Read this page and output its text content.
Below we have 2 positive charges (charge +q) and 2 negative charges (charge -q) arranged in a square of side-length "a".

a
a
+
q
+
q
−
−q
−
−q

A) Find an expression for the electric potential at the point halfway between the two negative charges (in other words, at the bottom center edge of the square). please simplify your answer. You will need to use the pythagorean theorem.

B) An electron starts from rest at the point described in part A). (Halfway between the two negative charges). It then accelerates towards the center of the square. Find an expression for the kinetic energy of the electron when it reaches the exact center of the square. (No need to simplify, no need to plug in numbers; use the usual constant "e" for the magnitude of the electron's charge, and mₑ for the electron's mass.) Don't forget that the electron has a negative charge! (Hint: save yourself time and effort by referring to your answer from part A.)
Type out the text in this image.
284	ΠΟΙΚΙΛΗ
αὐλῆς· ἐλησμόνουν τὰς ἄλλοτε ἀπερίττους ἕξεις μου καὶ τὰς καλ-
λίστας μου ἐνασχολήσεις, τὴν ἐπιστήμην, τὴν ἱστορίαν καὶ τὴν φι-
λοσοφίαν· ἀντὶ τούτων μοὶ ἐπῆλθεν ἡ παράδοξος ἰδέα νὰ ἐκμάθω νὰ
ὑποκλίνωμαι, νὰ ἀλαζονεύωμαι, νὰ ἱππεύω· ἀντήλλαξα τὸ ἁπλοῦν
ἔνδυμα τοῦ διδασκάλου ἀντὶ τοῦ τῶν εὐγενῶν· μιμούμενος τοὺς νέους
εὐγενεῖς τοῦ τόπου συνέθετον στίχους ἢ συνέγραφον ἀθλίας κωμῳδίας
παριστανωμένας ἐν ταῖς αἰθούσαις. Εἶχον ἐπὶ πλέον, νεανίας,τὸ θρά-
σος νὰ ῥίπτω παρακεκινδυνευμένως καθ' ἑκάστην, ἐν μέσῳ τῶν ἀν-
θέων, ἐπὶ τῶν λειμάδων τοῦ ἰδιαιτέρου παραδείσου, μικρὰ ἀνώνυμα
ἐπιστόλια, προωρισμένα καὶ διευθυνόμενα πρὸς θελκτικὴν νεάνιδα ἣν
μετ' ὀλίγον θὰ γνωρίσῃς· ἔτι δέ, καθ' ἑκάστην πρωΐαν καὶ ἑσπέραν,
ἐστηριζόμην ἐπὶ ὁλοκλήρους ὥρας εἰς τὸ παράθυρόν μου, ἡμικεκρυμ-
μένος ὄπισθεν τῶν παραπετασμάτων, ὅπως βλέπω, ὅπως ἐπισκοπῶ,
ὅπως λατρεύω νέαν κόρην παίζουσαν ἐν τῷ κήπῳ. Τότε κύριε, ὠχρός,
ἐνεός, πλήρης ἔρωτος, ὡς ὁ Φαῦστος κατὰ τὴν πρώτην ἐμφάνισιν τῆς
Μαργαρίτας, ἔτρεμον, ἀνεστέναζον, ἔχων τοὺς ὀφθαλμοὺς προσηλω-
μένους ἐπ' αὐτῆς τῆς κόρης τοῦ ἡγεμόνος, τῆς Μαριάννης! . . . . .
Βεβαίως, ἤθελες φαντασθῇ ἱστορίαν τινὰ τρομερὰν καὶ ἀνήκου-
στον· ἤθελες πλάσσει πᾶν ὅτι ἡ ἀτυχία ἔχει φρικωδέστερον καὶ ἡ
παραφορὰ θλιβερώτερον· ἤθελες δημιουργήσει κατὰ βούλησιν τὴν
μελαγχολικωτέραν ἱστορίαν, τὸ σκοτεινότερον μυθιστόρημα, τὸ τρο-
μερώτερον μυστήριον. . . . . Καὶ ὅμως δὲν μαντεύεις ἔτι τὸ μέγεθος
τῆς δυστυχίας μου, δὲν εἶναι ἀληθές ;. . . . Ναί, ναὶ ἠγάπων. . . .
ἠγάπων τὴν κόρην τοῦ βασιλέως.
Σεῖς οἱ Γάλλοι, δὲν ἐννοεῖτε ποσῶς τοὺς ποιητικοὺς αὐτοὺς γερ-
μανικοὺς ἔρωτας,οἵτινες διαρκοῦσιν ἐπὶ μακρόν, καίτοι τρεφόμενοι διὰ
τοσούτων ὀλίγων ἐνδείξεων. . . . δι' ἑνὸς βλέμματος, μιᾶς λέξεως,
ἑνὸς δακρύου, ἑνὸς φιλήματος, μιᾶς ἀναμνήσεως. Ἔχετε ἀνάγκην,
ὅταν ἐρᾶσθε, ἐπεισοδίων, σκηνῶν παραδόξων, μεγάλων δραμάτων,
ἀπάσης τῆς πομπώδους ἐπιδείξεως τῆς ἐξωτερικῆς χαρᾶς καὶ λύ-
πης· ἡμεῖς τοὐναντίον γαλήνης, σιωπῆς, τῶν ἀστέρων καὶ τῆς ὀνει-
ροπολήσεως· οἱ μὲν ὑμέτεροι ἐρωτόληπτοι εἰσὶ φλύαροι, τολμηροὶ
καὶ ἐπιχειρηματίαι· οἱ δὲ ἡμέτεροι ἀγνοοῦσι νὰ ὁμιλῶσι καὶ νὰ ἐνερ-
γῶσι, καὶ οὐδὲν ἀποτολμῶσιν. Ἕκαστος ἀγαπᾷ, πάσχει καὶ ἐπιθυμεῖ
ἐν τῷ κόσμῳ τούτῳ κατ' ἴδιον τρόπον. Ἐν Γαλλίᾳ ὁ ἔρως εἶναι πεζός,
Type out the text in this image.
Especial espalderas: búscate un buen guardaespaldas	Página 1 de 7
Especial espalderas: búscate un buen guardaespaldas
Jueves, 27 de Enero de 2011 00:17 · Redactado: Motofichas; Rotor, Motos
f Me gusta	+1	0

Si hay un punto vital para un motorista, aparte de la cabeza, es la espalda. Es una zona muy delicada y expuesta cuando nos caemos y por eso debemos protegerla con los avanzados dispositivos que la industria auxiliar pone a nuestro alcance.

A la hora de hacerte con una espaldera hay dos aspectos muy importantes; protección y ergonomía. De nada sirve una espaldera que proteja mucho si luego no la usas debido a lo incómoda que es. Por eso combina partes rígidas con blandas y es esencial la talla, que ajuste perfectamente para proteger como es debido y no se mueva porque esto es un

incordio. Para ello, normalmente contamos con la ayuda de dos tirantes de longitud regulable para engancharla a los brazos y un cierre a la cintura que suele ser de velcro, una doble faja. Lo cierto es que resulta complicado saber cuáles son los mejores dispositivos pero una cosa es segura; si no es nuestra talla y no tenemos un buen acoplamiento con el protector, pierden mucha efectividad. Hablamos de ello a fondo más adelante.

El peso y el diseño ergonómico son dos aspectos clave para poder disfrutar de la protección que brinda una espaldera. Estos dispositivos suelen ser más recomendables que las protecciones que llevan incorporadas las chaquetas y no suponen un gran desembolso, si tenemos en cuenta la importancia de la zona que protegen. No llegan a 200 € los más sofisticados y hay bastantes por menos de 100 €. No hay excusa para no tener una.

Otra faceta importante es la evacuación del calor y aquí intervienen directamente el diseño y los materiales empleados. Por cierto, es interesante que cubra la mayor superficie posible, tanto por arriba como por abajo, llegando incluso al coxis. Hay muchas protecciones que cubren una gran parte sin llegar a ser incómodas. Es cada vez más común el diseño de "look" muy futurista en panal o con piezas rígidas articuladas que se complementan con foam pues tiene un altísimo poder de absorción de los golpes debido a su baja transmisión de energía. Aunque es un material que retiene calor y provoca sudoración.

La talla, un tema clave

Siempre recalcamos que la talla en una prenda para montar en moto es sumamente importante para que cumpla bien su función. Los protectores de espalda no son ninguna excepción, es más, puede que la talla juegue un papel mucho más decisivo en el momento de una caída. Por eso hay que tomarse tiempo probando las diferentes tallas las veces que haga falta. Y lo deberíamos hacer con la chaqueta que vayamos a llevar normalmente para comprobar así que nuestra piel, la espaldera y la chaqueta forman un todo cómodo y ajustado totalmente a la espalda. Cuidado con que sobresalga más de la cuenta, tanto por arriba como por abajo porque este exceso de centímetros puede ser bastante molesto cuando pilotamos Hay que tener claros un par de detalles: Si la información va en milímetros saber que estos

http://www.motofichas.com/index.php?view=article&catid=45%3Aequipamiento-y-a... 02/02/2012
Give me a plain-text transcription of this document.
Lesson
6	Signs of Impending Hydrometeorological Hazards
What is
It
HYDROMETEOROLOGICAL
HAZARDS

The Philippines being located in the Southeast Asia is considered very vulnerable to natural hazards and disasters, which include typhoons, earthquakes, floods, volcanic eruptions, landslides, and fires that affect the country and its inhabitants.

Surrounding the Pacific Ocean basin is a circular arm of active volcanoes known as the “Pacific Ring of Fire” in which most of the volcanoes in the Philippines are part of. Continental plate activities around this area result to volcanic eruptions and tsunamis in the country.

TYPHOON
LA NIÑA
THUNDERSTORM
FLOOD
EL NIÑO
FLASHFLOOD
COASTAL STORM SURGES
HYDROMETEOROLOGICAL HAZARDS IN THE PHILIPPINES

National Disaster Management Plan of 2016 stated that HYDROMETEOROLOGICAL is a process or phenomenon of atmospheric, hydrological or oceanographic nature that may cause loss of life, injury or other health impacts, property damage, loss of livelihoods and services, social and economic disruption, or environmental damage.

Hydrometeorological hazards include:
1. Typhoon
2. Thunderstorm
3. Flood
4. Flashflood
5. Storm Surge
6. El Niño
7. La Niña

§ **Your task**
Copy out every line in the listing where the word "búscate" appears.

§ **Answer to this exercise**
Especial espalderas: búscate un buen guardaespaldas	Página 1 de 7
Especial espalderas: búscate un buen guardaespaldas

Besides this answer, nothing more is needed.